- Stated task
Find every line with the string "Which" in it, count them, and reply with that count only.

- Dataset rows
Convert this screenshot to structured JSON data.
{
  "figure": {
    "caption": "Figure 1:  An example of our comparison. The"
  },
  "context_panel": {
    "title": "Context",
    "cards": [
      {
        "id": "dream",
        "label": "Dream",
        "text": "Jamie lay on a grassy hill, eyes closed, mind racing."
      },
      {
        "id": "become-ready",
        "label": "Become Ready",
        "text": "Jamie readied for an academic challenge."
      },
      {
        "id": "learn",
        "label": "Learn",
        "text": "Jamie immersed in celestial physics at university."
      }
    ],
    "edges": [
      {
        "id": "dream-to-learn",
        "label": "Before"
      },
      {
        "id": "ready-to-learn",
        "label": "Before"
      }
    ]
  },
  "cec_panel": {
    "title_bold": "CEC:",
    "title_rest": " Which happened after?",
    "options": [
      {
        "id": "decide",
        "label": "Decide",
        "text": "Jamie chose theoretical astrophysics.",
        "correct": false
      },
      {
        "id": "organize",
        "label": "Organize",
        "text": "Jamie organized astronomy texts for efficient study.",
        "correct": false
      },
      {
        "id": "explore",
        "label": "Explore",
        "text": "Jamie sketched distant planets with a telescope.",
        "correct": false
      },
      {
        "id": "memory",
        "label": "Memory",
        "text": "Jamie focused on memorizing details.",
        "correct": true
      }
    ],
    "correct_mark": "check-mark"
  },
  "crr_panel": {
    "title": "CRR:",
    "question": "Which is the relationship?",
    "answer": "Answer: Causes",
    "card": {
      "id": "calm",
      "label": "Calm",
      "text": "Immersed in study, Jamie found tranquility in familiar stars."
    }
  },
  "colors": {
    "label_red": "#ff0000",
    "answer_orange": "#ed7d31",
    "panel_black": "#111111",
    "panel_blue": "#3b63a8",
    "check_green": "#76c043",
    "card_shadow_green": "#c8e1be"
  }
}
---
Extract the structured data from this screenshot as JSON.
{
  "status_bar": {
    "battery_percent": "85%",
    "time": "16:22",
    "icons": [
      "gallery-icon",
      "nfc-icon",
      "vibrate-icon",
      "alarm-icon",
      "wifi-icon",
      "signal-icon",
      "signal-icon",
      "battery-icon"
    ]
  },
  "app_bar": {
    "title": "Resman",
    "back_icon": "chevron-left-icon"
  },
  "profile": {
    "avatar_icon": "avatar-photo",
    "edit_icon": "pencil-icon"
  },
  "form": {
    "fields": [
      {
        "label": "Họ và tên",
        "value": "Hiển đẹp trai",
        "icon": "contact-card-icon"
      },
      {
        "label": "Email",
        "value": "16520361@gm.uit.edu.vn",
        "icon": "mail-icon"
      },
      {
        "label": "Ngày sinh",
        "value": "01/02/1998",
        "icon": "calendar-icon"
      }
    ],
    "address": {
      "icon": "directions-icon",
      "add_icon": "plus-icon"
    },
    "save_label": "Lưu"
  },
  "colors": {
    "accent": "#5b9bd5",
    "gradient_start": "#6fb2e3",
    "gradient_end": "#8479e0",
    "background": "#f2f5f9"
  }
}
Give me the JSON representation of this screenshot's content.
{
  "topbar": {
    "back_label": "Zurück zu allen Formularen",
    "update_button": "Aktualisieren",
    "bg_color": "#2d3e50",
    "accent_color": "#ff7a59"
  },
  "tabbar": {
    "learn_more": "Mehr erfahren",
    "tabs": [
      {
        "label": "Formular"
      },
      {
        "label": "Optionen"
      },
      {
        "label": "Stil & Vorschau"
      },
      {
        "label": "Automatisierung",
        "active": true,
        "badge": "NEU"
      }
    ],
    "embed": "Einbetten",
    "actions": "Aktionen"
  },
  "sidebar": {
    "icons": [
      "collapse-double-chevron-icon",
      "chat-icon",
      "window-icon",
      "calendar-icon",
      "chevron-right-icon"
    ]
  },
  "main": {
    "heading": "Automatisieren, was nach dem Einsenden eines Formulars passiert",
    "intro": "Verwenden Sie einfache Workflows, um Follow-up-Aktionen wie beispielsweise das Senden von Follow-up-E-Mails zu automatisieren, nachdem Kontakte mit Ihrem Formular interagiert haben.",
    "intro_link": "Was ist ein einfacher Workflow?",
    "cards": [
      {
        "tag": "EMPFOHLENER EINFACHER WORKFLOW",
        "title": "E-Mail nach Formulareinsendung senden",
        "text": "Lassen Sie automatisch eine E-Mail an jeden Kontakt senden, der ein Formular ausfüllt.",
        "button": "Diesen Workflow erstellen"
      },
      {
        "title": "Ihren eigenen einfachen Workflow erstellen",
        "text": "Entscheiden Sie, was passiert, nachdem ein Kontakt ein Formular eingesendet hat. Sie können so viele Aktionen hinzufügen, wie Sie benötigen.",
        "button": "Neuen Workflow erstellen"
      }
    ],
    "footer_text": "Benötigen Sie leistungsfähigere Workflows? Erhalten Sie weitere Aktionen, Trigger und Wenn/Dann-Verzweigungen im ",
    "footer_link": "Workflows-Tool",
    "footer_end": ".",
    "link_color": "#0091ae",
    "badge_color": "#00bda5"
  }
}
---
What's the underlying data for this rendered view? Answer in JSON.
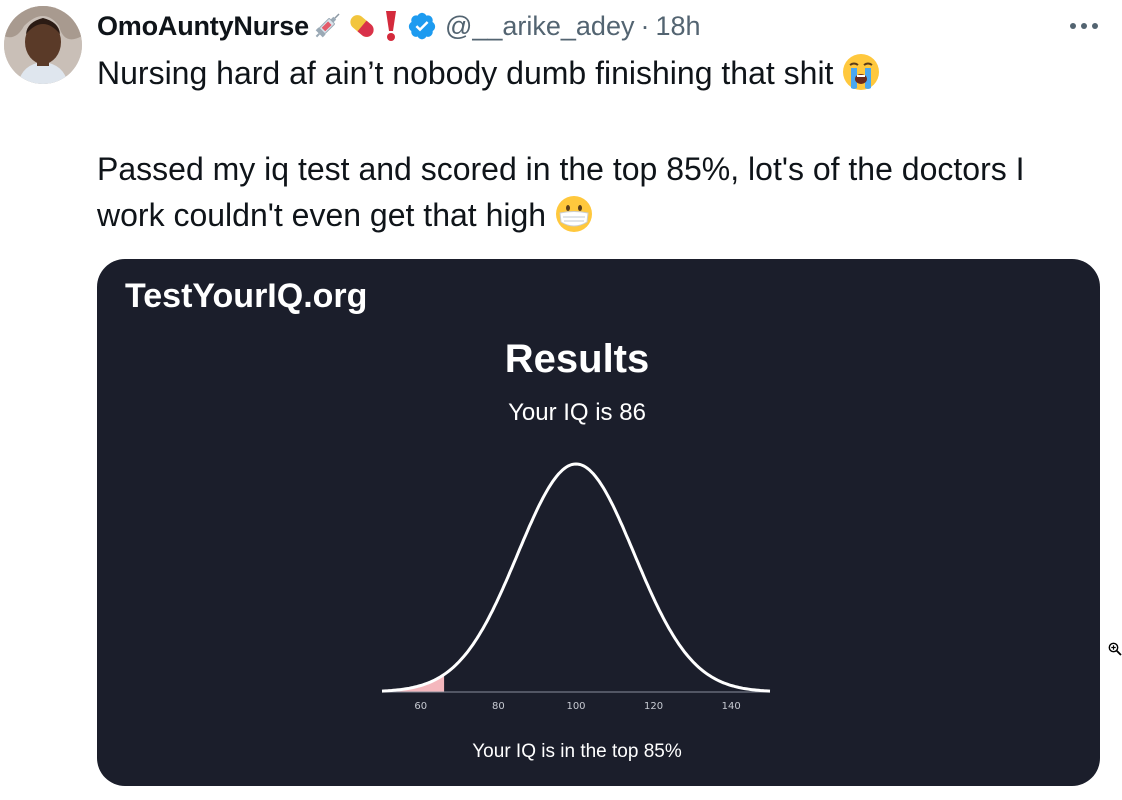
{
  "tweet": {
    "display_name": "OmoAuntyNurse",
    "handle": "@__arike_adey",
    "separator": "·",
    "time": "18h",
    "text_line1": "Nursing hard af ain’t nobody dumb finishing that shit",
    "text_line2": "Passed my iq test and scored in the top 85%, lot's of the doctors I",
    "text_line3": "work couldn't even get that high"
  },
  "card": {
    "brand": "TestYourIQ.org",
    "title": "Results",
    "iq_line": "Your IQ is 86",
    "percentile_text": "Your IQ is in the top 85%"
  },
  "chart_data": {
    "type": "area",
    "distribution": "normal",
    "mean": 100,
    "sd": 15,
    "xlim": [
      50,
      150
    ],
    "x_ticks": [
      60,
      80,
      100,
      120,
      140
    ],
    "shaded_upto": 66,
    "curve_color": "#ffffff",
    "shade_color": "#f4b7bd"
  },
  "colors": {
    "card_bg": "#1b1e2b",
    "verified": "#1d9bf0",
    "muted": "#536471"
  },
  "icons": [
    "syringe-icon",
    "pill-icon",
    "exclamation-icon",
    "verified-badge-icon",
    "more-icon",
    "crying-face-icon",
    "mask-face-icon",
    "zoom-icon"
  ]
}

- Solution
2